Figure collection entries:
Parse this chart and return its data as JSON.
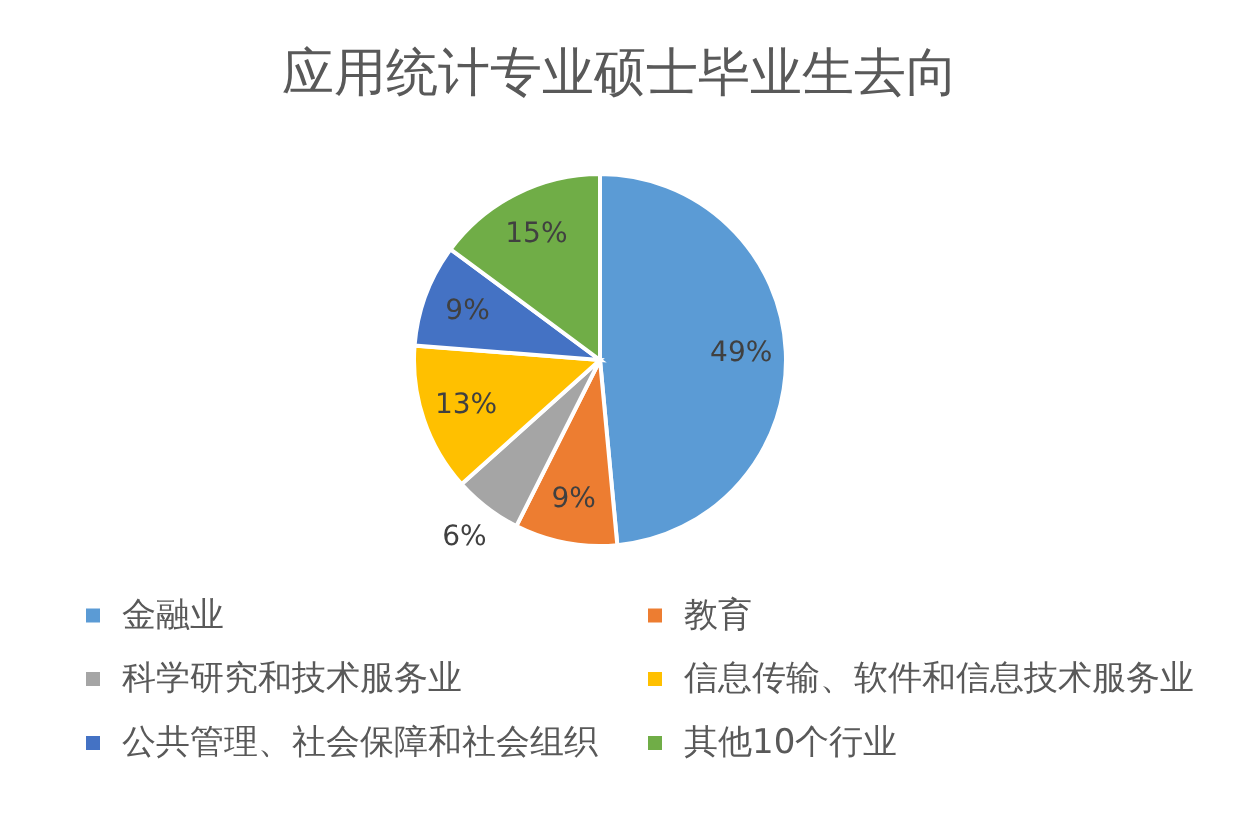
{
  "chart_data": {
    "type": "pie",
    "title": "应用统计专业硕士毕业生去向",
    "categories": [
      "金融业",
      "教育",
      "科学研究和技术服务业",
      "信息传输、软件和信息技术服务业",
      "公共管理、社会保障和社会组织",
      "其他10个行业"
    ],
    "values": [
      49,
      9,
      6,
      13,
      9,
      15
    ],
    "colors": [
      "#5b9bd5",
      "#ed7d31",
      "#a5a5a5",
      "#ffc000",
      "#4472c4",
      "#70ad47"
    ],
    "value_labels": [
      "49%",
      "9%",
      "6%",
      "13%",
      "9%",
      "15%"
    ],
    "legend": "bottom"
  }
}
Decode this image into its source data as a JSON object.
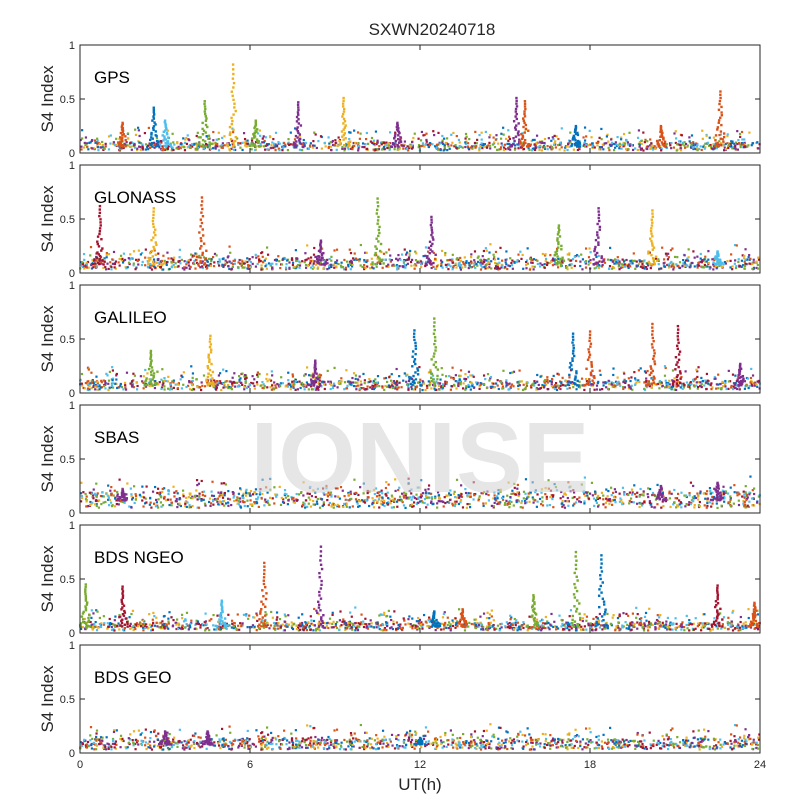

- _DIRECTIONS_
Your task is to copy the entries in full and exactly, without any images.

- _EXERCISE RESPONSE_
Parse this chart and return its data as JSON.
{
  "chart_data": {
    "type": "pie",
    "title": "应用统计专业硕士毕业生去向",
    "categories": [
      "金融业",
      "教育",
      "科学研究和技术服务业",
      "信息传输、软件和信息技术服务业",
      "公共管理、社会保障和社会组织",
      "其他10个行业"
    ],
    "values": [
      49,
      9,
      6,
      13,
      9,
      15
    ],
    "colors": [
      "#5b9bd5",
      "#ed7d31",
      "#a5a5a5",
      "#ffc000",
      "#4472c4",
      "#70ad47"
    ],
    "value_labels": [
      "49%",
      "9%",
      "6%",
      "13%",
      "9%",
      "15%"
    ],
    "legend": "bottom"
  }
}
Decode this image into its source data as a JSON object.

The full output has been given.